Records from a collection
______________________________

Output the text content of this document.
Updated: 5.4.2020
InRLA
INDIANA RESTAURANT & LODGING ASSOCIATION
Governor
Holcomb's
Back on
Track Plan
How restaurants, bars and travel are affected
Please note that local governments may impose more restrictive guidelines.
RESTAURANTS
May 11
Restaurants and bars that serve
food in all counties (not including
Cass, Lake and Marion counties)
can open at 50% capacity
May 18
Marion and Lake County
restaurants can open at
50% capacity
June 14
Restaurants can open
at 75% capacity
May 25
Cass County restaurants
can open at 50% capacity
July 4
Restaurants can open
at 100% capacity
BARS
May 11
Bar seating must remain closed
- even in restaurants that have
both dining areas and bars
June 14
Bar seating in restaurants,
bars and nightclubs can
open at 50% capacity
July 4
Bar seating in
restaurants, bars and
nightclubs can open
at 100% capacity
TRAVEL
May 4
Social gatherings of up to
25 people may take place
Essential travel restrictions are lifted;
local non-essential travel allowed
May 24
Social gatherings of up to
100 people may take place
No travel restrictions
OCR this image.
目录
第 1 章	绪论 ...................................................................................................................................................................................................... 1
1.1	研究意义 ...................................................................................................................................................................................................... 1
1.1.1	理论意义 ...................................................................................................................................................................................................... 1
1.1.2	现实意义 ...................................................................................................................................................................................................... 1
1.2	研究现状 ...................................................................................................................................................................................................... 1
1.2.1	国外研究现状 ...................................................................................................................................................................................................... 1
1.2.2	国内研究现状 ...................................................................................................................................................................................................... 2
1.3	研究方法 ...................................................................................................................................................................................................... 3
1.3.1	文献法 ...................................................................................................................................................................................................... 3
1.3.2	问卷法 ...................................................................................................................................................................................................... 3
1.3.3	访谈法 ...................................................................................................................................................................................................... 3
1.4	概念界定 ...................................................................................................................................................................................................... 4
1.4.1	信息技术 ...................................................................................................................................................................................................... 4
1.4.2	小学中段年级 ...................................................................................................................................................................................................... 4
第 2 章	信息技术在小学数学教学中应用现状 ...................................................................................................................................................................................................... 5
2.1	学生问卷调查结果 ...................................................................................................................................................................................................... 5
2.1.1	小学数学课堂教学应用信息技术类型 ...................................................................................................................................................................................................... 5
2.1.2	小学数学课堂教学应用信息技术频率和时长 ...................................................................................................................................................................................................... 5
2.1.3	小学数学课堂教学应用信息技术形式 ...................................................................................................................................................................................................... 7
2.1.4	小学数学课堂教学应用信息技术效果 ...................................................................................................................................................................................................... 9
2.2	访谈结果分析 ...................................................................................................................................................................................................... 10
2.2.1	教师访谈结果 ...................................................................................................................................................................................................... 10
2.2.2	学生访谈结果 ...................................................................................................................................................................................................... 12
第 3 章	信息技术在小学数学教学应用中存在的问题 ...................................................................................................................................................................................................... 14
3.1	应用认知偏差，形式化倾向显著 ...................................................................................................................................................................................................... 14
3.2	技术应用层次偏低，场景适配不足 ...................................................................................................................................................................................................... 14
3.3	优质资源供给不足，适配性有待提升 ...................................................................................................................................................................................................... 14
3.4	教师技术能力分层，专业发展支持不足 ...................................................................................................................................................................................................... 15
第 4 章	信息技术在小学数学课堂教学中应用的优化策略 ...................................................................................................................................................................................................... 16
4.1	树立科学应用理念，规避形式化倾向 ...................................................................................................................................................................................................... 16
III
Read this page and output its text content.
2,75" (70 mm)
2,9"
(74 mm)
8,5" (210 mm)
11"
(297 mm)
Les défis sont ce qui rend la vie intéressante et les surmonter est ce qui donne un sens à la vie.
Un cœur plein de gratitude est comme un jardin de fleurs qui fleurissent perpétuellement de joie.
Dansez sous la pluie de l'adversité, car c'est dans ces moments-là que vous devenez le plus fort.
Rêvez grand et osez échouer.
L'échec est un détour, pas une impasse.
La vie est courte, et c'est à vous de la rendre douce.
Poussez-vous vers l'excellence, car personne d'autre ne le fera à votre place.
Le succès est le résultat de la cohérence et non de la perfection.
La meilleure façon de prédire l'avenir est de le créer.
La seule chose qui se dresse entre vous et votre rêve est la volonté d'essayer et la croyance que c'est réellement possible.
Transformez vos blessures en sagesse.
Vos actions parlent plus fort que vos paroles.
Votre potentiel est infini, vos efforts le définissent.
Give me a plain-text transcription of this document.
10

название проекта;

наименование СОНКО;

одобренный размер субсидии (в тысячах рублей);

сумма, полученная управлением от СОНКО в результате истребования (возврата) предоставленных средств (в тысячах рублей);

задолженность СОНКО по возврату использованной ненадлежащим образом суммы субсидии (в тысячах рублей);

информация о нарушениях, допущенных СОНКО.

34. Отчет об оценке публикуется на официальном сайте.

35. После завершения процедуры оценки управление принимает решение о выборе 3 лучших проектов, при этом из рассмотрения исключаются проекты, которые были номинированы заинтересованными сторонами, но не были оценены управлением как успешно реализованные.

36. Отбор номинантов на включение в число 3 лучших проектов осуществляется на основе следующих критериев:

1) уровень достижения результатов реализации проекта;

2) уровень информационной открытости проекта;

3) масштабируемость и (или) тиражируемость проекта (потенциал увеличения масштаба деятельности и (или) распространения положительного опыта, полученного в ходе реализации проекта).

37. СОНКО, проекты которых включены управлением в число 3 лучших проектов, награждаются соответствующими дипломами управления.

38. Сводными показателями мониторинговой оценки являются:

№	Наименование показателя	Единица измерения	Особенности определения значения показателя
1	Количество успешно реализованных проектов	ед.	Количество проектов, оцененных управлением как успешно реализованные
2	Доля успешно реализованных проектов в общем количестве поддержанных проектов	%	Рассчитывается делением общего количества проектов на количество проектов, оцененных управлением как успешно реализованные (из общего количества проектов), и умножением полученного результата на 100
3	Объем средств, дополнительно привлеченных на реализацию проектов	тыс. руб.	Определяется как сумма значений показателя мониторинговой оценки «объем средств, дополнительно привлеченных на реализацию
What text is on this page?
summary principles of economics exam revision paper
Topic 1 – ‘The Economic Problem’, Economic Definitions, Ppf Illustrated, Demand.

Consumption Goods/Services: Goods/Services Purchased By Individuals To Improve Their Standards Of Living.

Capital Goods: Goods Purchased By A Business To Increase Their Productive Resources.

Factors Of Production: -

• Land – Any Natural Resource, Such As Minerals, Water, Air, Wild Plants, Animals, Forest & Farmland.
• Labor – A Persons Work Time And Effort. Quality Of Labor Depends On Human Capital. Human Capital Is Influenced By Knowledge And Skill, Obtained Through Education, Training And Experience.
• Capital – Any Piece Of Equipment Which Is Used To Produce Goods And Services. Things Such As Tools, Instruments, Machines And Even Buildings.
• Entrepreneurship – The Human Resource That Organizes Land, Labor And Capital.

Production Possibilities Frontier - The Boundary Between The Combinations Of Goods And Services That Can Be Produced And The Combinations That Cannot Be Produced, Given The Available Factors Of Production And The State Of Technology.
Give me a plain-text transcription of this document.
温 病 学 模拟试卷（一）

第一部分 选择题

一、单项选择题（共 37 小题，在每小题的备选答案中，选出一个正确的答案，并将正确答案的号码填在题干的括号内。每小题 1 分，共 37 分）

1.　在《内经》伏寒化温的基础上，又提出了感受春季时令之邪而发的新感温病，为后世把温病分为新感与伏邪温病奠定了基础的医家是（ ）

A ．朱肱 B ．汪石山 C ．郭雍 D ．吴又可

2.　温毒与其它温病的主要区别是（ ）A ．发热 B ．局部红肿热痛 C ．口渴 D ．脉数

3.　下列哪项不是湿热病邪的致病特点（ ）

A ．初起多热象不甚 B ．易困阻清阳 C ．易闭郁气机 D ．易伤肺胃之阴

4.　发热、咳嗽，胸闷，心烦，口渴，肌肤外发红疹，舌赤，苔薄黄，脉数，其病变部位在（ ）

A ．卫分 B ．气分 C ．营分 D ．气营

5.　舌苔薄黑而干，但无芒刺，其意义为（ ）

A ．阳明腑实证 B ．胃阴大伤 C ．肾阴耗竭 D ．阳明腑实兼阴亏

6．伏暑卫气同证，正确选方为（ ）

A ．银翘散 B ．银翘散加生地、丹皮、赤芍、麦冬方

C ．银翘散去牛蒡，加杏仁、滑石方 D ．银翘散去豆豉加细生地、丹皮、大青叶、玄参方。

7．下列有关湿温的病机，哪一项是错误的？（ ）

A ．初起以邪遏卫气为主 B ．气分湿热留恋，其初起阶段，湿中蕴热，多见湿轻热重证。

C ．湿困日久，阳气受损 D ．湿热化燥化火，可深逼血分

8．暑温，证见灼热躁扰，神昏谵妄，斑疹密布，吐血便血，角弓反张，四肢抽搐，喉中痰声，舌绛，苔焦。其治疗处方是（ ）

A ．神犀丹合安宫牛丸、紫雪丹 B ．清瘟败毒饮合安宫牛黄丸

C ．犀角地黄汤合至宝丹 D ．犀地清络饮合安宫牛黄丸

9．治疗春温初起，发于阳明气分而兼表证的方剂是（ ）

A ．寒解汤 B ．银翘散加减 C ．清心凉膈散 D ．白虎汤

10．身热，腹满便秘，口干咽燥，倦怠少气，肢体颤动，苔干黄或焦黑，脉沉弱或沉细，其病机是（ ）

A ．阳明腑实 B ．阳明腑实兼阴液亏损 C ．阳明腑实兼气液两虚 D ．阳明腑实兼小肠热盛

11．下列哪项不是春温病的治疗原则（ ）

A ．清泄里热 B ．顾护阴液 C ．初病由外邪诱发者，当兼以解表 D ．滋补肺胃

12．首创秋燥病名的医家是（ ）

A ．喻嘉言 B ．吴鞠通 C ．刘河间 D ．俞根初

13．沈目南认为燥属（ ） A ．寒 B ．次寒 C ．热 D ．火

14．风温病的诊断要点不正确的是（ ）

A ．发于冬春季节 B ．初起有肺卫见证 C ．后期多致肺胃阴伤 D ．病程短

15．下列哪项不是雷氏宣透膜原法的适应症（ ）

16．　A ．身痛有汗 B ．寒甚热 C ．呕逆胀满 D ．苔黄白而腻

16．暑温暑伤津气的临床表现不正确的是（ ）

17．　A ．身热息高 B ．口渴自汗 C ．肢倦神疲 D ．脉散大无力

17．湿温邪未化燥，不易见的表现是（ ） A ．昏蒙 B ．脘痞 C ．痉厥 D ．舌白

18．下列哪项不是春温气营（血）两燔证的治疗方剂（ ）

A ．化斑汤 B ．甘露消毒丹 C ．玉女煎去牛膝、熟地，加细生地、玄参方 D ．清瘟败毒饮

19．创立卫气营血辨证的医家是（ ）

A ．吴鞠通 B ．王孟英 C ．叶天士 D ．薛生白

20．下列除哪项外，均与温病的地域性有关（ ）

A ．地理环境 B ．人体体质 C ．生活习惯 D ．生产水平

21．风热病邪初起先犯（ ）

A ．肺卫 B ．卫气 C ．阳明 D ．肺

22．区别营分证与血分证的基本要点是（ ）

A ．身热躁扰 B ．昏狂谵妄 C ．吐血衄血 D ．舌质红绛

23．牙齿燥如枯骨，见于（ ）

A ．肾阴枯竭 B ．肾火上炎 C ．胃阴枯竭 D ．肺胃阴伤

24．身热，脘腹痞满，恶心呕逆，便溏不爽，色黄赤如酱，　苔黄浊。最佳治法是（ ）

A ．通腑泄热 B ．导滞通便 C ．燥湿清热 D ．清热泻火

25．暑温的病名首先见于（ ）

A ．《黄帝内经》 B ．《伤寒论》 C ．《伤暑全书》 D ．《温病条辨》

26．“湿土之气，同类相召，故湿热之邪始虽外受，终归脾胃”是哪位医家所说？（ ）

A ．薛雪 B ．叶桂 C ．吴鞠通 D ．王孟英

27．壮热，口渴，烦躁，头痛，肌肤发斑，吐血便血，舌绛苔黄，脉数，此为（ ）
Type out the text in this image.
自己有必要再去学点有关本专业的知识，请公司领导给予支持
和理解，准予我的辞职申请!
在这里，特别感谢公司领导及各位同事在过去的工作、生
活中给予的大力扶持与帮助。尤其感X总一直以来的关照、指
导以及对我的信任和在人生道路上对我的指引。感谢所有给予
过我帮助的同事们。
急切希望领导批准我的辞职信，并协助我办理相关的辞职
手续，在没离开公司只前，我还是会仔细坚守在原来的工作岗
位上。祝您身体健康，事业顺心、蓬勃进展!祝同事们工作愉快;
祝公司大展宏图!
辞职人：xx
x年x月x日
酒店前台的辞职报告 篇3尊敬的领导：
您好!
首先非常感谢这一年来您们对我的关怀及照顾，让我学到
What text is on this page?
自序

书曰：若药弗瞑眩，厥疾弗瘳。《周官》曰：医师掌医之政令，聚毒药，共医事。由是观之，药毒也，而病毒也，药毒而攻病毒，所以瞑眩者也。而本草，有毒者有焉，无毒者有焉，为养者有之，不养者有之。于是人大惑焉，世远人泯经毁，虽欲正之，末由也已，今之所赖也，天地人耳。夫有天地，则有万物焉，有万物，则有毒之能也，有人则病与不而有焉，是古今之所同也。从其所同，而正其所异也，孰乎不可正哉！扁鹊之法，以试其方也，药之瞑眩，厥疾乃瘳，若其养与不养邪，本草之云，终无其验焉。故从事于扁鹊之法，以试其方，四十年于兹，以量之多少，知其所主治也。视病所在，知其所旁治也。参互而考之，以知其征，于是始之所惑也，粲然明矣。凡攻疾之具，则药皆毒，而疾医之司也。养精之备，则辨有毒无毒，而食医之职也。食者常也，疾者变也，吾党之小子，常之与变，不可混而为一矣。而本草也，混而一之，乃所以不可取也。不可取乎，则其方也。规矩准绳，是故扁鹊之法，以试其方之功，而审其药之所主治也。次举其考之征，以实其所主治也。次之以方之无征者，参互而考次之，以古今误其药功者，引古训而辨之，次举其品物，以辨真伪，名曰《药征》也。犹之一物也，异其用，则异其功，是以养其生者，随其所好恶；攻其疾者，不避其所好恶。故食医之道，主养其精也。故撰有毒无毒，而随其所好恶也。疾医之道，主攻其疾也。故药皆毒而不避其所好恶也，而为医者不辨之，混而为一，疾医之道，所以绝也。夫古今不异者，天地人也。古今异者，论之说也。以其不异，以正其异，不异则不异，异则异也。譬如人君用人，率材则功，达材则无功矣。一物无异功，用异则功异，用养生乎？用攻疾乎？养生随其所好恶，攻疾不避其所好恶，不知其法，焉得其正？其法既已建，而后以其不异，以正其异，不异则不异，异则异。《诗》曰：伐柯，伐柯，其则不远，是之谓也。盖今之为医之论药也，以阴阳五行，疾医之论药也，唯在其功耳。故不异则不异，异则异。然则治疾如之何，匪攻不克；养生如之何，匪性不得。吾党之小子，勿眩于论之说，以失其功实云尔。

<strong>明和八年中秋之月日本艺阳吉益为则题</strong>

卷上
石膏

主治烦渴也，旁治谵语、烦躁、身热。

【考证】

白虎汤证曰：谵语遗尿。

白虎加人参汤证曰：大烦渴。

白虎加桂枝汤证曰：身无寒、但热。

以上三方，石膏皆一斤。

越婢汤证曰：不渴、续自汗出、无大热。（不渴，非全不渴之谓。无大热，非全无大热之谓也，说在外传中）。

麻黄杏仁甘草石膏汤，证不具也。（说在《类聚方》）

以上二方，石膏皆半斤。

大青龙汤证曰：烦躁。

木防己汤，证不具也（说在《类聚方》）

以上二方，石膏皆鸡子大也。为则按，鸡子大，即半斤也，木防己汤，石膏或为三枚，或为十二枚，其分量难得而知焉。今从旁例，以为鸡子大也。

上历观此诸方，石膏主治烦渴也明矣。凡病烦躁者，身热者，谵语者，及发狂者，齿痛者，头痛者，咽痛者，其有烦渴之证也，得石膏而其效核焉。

______________________________

(Job)
How many lines in the records hold the string "text"? Reply with the number alone.

(Finished exercise)
7